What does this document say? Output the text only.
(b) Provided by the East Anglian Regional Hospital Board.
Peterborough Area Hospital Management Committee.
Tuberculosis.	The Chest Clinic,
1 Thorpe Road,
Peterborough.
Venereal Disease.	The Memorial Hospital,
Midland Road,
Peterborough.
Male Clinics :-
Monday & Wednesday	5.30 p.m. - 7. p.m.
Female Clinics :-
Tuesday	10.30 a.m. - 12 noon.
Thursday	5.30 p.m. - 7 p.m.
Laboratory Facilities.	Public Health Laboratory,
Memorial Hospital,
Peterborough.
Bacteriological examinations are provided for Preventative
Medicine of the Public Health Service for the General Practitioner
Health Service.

.....

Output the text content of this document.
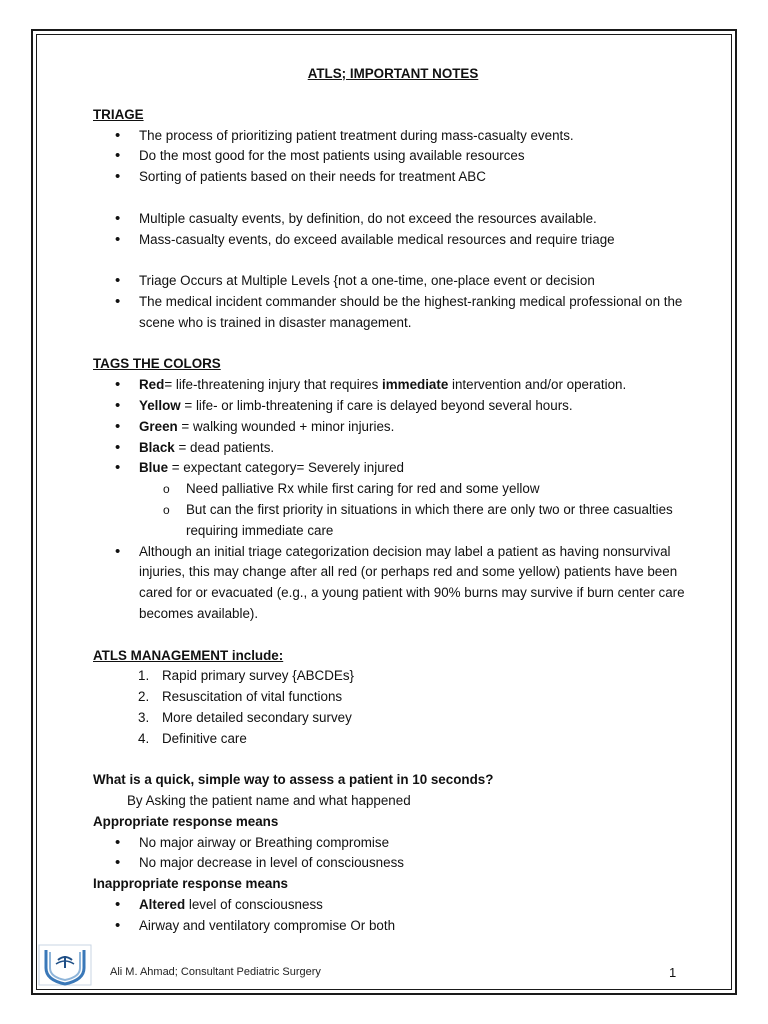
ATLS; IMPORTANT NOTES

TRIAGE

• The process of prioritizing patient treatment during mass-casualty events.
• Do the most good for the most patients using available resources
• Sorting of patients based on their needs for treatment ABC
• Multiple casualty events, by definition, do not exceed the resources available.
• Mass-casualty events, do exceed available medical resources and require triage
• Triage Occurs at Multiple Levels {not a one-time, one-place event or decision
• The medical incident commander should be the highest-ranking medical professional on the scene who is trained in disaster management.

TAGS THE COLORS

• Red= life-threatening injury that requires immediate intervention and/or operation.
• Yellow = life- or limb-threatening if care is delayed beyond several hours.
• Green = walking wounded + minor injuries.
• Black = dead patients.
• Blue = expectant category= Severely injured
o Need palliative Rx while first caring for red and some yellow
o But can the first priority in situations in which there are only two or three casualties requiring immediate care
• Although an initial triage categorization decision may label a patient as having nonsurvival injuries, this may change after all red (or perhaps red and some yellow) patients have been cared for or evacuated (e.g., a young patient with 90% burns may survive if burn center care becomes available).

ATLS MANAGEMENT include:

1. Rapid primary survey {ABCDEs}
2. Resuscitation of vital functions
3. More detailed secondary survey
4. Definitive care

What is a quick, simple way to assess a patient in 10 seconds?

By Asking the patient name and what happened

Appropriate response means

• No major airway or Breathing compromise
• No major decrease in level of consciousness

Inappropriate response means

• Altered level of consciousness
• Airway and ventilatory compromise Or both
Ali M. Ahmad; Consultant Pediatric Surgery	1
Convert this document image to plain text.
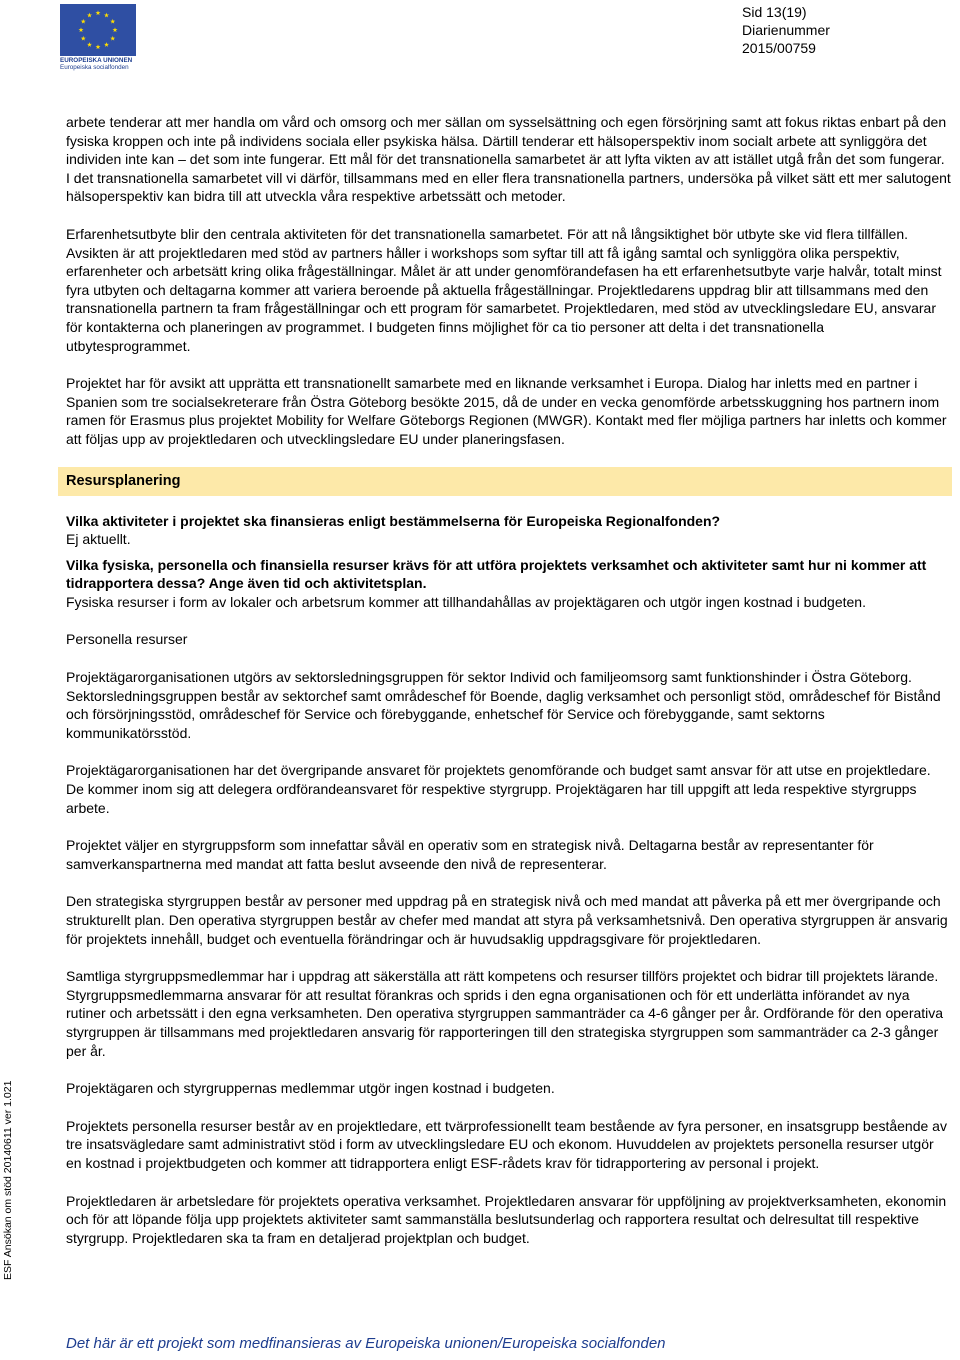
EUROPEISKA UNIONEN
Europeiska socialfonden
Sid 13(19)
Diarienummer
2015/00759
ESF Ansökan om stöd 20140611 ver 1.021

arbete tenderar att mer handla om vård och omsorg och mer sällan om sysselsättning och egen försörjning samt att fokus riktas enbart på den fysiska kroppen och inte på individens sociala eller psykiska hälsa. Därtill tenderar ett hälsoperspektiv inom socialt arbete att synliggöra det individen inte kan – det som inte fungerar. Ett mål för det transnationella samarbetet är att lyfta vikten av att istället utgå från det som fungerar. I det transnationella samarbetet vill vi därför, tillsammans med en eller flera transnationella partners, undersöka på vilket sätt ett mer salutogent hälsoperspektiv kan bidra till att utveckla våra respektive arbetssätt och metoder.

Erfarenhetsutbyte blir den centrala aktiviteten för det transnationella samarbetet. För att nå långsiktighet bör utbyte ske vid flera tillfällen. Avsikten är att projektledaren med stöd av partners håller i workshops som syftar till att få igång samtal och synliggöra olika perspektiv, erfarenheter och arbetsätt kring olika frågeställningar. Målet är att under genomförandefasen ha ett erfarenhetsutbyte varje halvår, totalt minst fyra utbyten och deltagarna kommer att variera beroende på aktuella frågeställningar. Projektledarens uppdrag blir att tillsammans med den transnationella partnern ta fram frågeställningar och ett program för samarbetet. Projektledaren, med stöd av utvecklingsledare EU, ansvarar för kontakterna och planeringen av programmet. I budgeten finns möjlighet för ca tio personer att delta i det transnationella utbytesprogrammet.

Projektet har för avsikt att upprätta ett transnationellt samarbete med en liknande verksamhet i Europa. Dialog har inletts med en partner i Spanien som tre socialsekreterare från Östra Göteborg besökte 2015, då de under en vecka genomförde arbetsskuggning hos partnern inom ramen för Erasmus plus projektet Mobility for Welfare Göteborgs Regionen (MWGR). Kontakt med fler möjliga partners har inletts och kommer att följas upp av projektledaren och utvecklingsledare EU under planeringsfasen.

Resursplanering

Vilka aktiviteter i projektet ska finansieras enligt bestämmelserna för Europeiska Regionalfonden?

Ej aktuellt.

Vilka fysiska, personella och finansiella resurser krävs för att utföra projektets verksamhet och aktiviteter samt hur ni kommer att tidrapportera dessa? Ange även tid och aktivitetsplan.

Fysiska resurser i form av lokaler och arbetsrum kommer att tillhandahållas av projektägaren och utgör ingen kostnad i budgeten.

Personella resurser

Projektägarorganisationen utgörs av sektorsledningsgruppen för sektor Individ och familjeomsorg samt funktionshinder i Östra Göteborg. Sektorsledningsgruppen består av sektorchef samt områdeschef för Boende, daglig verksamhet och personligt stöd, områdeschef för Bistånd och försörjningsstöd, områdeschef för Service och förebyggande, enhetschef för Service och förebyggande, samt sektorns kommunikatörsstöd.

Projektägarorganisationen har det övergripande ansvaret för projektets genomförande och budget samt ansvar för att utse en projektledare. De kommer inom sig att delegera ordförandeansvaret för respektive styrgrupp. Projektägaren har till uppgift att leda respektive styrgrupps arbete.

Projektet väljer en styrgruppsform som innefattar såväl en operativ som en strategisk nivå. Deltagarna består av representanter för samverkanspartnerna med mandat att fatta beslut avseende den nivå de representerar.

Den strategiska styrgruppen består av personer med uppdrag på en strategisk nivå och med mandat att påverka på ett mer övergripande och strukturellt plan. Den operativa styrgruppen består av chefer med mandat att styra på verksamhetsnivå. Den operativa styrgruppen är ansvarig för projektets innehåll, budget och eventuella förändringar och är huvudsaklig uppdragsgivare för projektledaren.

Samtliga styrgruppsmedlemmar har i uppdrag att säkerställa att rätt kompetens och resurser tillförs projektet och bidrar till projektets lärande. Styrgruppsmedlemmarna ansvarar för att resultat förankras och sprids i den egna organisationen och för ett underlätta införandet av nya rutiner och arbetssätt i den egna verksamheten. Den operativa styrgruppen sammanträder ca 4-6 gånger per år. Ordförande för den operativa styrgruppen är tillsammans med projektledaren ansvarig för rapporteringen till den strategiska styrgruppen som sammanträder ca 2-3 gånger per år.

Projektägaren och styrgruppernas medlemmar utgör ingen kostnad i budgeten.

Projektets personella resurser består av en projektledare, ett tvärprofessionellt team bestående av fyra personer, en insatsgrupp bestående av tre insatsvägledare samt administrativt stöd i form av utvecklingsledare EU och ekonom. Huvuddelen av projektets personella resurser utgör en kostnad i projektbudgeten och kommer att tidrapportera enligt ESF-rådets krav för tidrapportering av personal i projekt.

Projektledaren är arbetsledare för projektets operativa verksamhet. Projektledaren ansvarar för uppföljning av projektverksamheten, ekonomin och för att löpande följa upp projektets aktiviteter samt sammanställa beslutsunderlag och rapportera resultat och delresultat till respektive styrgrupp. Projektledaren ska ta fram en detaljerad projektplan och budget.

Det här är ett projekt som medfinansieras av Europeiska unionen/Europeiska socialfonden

.....

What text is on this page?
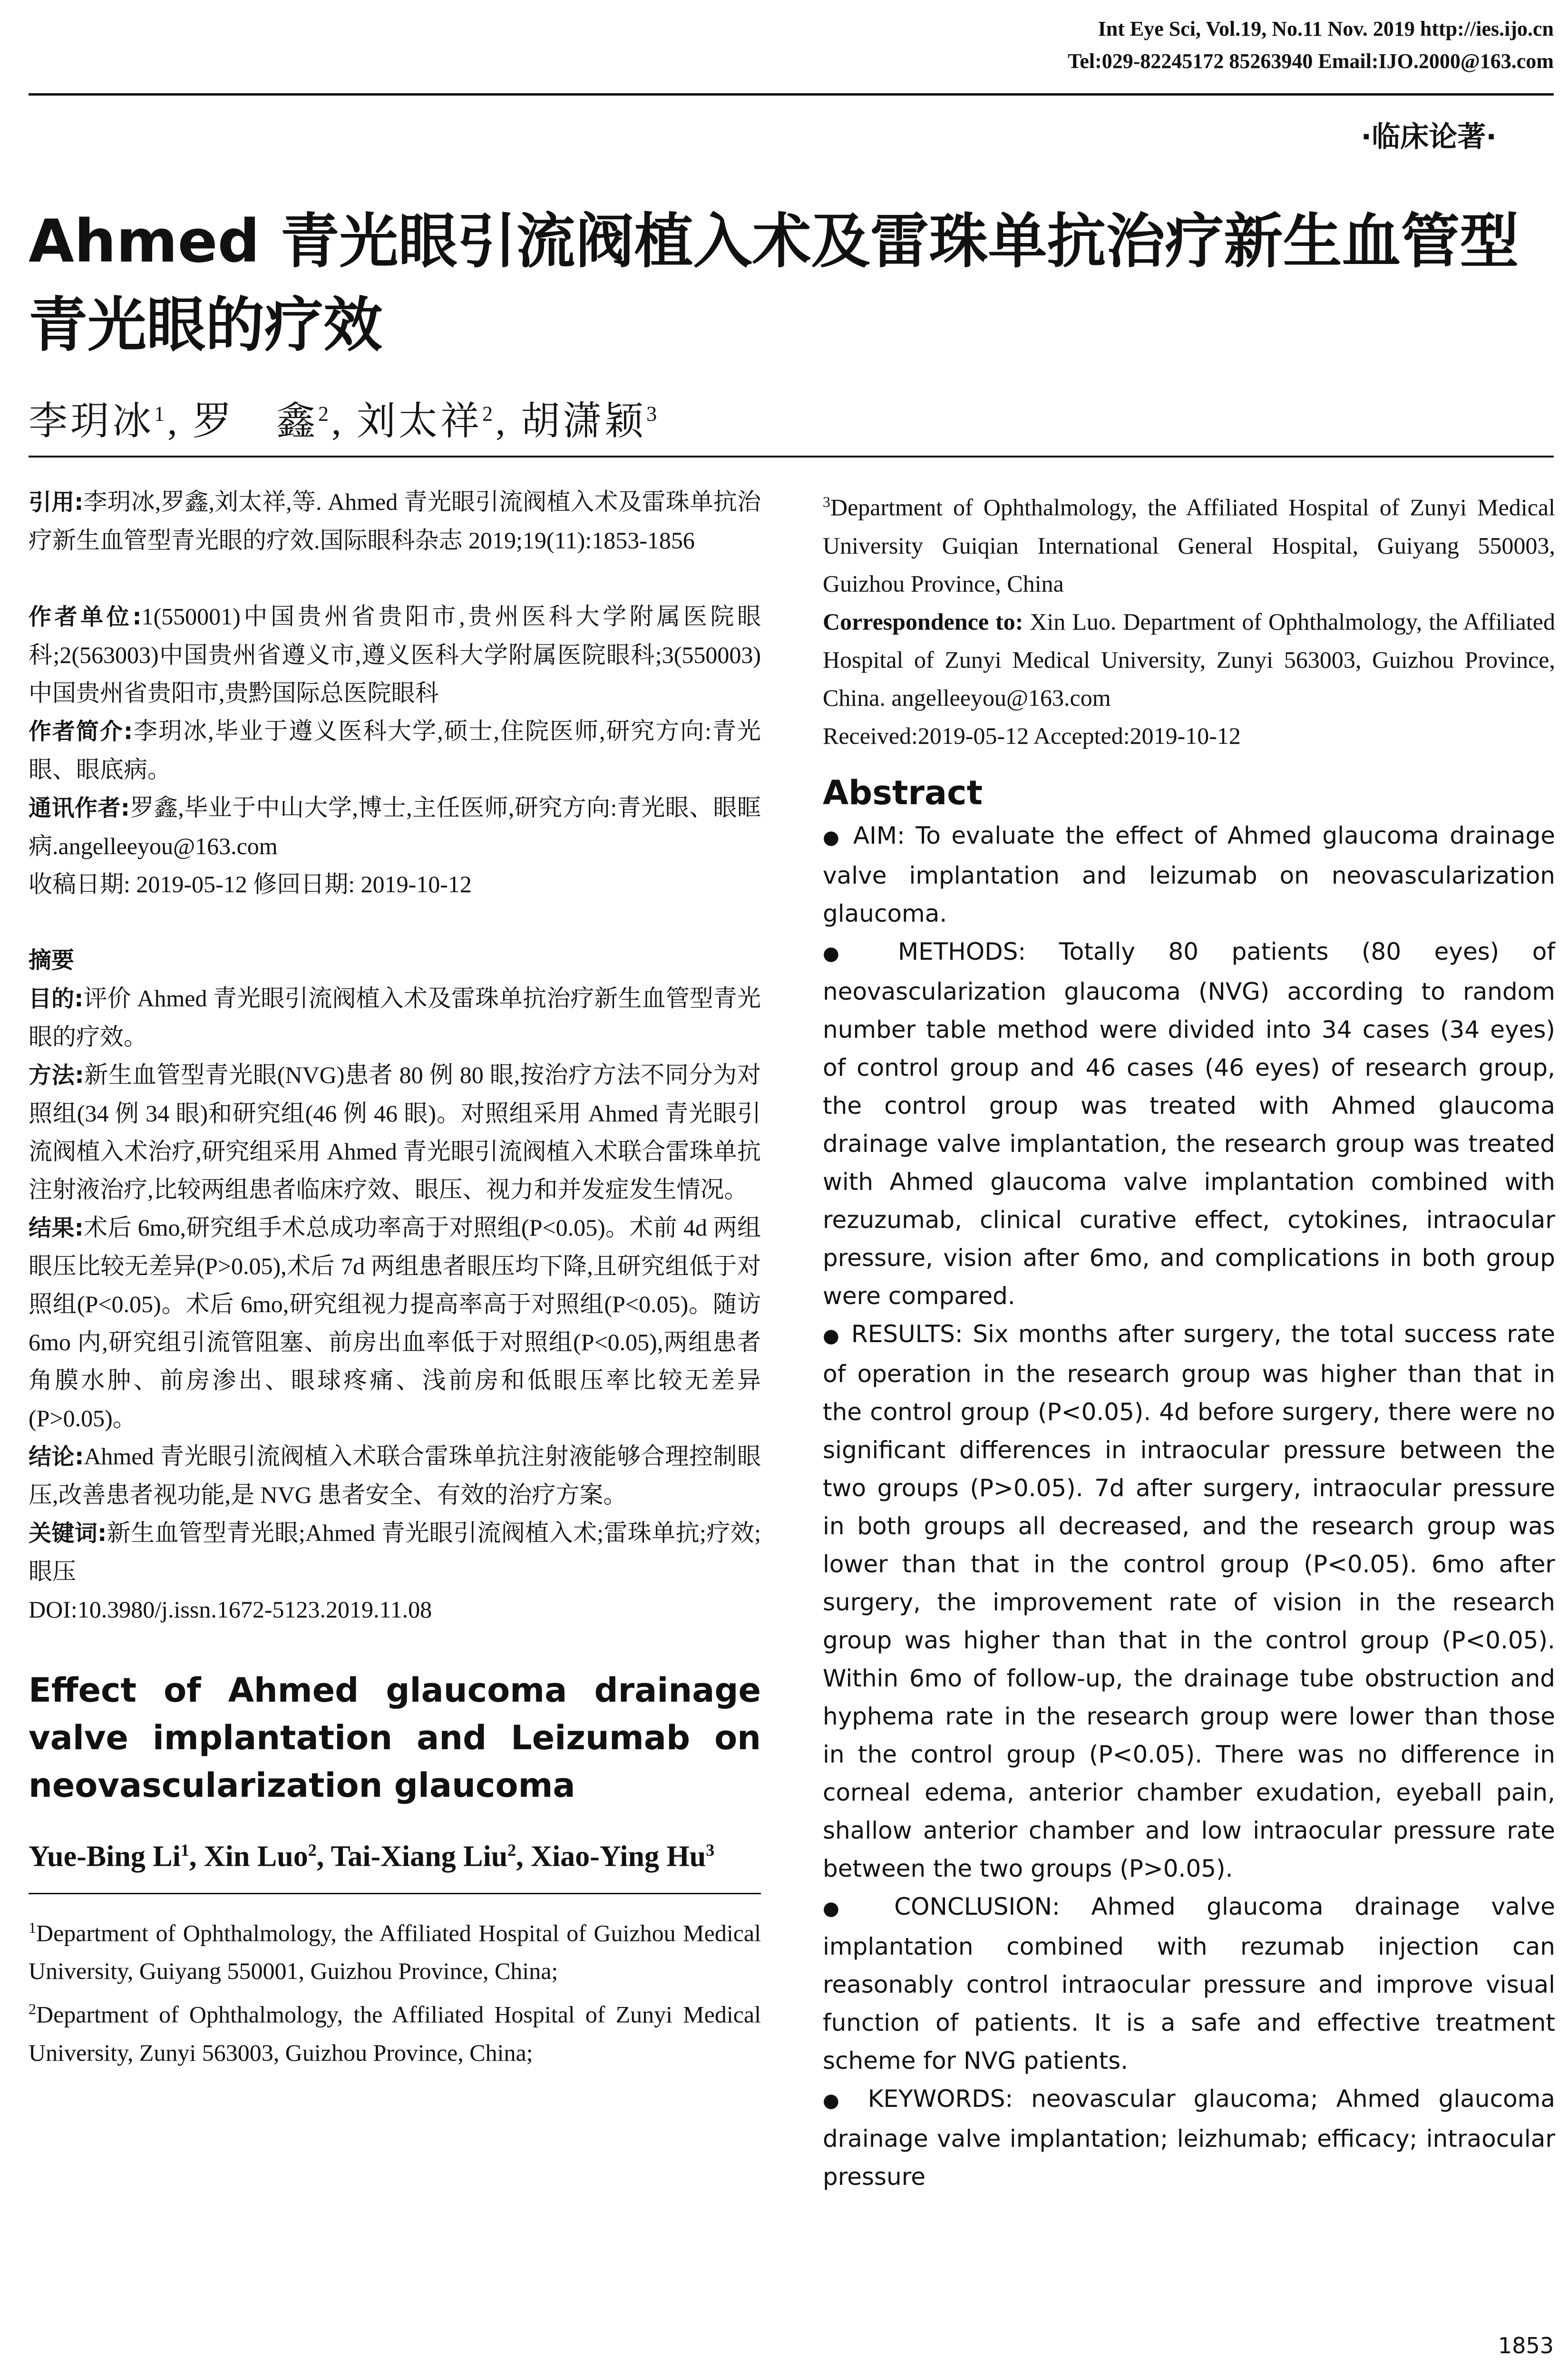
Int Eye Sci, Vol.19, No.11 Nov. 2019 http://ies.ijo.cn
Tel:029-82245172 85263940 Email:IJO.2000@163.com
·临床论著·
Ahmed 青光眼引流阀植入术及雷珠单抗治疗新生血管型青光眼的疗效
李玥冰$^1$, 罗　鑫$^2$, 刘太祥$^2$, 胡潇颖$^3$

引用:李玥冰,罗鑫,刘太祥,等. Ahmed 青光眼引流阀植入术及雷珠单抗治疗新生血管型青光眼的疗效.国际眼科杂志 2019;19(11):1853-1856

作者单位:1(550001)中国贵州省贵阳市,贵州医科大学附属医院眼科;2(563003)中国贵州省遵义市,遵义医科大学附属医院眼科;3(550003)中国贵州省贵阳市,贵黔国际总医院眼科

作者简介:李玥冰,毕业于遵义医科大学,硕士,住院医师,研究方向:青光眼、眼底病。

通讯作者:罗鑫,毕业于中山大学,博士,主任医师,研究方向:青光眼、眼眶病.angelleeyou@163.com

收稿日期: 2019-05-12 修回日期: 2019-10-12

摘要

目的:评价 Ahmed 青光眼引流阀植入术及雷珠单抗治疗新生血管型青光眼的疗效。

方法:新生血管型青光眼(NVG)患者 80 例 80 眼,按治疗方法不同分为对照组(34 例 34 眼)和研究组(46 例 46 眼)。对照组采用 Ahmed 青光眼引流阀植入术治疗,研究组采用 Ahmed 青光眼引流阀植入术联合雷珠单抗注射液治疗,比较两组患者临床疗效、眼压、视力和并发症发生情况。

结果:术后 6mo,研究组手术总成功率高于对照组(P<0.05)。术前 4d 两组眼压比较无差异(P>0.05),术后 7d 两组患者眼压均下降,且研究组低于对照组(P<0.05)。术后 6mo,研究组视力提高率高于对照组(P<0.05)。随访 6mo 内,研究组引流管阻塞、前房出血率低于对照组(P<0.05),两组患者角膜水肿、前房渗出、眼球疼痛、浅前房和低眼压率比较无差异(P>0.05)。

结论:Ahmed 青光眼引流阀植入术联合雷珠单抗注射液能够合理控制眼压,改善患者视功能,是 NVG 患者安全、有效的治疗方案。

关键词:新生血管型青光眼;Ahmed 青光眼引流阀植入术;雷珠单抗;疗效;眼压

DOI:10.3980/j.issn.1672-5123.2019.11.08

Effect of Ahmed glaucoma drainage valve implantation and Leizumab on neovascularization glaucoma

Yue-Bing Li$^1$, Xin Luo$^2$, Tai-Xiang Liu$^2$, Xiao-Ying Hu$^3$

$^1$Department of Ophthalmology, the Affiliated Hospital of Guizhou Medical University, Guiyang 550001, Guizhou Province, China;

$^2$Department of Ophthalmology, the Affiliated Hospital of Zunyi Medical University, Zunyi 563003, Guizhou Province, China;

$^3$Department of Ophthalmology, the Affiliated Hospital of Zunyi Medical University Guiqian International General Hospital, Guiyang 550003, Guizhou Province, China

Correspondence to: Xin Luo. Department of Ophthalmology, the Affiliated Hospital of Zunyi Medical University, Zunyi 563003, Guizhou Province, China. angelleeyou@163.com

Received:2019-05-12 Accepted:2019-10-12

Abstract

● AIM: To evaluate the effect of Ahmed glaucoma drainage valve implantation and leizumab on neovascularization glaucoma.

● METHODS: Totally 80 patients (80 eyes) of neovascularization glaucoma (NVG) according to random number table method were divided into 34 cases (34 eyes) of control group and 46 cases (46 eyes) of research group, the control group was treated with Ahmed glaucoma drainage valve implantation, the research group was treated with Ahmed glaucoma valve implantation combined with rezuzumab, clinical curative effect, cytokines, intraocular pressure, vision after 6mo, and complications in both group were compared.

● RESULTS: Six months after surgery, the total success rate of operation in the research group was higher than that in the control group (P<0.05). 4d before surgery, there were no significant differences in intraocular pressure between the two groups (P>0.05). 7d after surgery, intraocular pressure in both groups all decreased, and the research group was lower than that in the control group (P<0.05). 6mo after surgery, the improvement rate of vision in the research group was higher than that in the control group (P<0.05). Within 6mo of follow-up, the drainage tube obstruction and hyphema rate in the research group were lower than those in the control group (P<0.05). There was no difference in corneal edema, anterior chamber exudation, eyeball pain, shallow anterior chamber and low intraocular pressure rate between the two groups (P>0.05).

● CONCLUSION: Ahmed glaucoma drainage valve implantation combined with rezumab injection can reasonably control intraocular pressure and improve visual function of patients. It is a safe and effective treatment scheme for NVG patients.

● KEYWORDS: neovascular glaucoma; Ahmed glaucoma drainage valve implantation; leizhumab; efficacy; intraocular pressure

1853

.....

#### TRY IT
In the data above, find each line where the string "threatening" appears, then copy it.

#### RESPONSE AREA
• Red= life-threatening injury that requires immediate intervention and/or operation.
• Yellow = life- or limb-threatening if care is delayed beyond several hours.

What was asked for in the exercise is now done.